▶ **SHORT PROBLEM**
Which lines in the entries below contain the string "percent" with the same capitalization? Copy each of those lines.

* start TASK INPUTS *

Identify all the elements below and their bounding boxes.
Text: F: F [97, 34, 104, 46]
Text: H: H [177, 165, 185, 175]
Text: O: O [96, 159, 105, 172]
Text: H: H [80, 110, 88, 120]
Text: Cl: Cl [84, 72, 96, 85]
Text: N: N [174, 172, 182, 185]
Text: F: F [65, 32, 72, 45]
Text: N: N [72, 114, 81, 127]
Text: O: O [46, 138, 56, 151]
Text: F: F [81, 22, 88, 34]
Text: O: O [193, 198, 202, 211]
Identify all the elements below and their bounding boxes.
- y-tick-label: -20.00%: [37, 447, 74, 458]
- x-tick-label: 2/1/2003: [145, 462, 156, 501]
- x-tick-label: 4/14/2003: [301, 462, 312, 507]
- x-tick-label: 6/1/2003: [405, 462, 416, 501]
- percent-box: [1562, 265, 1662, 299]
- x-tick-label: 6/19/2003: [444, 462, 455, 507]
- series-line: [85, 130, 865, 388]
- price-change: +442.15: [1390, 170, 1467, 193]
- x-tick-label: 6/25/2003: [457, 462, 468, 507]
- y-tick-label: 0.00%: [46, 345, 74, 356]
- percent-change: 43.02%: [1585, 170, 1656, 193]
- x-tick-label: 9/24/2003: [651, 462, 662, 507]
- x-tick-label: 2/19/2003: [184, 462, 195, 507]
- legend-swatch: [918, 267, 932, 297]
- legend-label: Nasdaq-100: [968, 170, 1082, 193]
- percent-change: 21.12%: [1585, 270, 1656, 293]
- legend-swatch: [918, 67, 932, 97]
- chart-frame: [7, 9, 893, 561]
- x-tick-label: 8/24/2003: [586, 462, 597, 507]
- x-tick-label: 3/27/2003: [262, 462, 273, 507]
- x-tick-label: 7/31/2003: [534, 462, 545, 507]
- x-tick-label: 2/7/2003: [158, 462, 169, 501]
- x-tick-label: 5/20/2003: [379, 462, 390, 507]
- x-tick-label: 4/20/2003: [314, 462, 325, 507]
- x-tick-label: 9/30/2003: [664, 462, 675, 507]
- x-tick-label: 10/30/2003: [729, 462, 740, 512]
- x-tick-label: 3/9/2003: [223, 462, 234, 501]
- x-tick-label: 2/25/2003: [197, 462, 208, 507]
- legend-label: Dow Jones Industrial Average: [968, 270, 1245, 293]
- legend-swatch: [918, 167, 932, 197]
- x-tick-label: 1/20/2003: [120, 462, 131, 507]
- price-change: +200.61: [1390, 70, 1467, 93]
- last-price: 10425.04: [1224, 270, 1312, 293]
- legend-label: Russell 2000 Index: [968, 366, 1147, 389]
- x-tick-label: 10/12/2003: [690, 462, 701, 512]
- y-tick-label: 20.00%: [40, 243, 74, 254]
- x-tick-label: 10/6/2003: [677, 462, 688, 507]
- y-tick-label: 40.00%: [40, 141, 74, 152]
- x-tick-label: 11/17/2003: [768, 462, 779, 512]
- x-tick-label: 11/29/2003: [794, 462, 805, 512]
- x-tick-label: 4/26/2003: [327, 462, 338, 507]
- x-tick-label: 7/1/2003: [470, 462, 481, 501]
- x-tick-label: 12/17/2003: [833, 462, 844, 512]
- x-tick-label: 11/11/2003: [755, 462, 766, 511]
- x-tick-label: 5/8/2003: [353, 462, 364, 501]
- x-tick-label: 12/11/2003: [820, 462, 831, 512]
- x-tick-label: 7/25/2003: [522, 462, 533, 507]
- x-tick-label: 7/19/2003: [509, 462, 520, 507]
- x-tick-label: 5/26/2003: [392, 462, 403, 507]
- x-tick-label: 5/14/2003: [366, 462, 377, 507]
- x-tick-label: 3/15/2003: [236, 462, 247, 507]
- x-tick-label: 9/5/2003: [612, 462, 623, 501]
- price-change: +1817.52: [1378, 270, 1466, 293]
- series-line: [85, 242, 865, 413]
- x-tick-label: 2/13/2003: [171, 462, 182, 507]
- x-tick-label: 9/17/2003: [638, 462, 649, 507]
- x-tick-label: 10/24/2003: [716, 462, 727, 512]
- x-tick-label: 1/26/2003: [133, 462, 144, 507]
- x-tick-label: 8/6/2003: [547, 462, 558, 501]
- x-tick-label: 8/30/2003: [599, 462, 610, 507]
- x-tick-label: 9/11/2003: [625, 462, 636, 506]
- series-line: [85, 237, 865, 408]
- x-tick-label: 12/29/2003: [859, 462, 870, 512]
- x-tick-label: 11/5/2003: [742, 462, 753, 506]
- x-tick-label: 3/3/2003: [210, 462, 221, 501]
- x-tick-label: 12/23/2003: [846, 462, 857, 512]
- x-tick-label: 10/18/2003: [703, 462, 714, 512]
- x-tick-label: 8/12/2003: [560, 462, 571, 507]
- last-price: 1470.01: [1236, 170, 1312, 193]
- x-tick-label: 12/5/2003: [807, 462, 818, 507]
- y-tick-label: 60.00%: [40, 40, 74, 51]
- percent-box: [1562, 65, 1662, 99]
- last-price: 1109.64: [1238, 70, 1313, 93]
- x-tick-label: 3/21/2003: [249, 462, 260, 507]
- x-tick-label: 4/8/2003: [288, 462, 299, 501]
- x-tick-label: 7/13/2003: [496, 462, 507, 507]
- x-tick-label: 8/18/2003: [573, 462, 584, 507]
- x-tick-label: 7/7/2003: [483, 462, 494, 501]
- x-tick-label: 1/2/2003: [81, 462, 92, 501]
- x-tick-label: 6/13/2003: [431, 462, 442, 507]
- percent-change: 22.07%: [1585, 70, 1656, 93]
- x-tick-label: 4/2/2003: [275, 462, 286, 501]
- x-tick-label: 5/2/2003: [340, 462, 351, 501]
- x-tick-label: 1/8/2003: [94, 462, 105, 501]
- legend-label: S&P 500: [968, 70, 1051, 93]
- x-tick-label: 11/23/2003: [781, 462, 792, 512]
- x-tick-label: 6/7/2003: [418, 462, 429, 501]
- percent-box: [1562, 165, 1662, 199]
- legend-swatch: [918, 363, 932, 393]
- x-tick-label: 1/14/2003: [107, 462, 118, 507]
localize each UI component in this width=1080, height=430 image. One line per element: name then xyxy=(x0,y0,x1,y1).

* end TASK INPUTS *
* start TASK INPUTS *

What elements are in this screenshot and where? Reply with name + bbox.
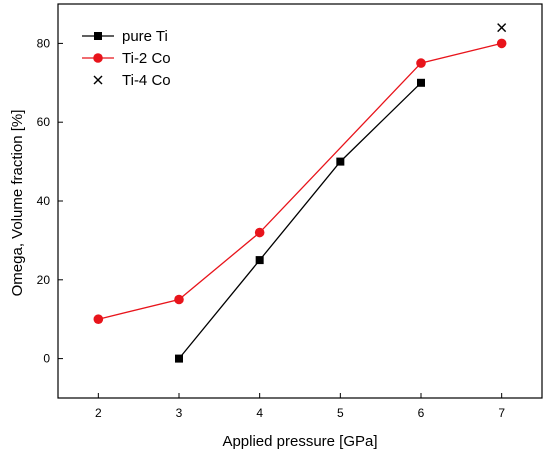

* end TASK INPUTS *

▶ **SOLUTION BELOW**
- percent-box: [1562, 265, 1662, 299]
- percent-change: 43.02%: [1585, 170, 1656, 193]
- percent-change: 21.12%: [1585, 270, 1656, 293]
- percent-box: [1562, 65, 1662, 99]
- percent-change: 22.07%: [1585, 70, 1656, 93]
- percent-box: [1562, 165, 1662, 199]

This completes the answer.